Filter the records below for the word "labels". Copy each line that holds it.
****************
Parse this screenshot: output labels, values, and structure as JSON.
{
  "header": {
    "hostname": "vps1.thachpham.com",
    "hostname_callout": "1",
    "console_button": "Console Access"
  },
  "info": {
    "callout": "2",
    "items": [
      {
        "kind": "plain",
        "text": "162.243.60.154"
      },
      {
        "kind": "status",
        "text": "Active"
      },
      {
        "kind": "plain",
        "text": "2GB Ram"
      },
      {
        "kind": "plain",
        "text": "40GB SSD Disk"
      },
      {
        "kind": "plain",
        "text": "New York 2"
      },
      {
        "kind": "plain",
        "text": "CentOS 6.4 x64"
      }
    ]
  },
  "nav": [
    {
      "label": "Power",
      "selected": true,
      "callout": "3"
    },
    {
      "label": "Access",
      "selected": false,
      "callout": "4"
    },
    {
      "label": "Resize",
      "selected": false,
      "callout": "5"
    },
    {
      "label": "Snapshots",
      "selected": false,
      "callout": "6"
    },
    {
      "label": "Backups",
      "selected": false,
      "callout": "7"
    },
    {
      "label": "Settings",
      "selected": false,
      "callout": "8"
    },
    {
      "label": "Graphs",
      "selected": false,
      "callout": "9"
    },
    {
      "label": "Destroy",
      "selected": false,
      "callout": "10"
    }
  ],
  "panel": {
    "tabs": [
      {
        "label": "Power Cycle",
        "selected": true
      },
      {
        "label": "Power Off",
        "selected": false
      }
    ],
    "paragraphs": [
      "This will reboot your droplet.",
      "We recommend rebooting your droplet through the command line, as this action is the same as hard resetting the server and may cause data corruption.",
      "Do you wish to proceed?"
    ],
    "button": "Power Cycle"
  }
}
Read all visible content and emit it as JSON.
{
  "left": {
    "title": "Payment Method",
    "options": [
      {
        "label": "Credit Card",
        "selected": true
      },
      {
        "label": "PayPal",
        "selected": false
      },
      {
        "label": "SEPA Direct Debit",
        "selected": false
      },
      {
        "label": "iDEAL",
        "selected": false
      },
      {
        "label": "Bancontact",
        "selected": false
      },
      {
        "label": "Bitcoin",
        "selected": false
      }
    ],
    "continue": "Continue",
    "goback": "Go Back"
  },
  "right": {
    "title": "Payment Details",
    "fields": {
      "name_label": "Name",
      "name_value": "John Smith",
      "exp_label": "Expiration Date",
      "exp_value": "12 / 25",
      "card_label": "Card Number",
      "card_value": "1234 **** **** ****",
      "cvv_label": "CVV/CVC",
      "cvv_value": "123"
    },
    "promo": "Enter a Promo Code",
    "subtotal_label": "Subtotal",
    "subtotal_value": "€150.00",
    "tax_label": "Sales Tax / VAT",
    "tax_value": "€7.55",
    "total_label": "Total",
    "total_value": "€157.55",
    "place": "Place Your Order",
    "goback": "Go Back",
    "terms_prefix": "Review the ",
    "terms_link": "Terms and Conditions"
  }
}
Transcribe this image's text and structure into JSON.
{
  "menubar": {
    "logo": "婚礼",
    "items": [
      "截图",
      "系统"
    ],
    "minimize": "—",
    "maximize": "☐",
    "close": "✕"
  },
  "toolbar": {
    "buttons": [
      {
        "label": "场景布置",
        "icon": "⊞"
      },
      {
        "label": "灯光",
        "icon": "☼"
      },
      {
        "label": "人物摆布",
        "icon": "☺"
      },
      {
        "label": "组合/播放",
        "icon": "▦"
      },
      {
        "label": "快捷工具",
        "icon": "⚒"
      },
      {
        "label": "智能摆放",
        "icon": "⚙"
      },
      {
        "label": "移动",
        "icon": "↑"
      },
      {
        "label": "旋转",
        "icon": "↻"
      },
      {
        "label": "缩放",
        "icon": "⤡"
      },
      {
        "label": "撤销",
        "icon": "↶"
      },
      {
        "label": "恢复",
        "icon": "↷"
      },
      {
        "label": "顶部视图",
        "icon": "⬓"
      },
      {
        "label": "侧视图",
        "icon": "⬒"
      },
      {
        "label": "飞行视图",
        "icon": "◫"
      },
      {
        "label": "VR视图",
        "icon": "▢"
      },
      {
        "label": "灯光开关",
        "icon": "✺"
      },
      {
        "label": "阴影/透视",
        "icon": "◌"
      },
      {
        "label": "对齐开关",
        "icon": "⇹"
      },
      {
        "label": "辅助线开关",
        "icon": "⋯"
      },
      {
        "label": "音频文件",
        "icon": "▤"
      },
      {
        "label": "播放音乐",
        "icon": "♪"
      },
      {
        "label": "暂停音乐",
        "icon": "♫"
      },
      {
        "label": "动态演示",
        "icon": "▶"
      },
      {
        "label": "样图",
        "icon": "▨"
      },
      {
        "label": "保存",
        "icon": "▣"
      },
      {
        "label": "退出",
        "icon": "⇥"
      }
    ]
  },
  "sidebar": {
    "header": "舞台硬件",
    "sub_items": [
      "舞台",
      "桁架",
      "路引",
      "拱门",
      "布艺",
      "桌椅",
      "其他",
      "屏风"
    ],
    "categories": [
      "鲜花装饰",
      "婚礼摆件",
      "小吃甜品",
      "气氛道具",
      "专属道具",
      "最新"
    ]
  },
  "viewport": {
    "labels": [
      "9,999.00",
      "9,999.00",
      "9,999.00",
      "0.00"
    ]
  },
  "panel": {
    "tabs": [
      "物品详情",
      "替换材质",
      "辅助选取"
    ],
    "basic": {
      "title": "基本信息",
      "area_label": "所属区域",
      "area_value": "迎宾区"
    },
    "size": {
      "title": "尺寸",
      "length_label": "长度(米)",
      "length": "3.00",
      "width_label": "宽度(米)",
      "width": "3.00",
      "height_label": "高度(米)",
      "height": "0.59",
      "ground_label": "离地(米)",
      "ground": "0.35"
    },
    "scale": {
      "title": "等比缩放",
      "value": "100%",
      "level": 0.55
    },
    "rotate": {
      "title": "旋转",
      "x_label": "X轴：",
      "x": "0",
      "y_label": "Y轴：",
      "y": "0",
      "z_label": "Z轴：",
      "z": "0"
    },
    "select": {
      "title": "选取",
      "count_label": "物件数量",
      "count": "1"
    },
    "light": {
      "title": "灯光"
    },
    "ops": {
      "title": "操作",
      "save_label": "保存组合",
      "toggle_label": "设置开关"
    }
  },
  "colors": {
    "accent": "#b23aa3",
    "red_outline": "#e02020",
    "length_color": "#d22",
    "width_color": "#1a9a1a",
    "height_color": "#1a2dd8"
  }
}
****************
Written solution -
Parse this screenshot: output labels, values, and structure as JSON.
    "labels": [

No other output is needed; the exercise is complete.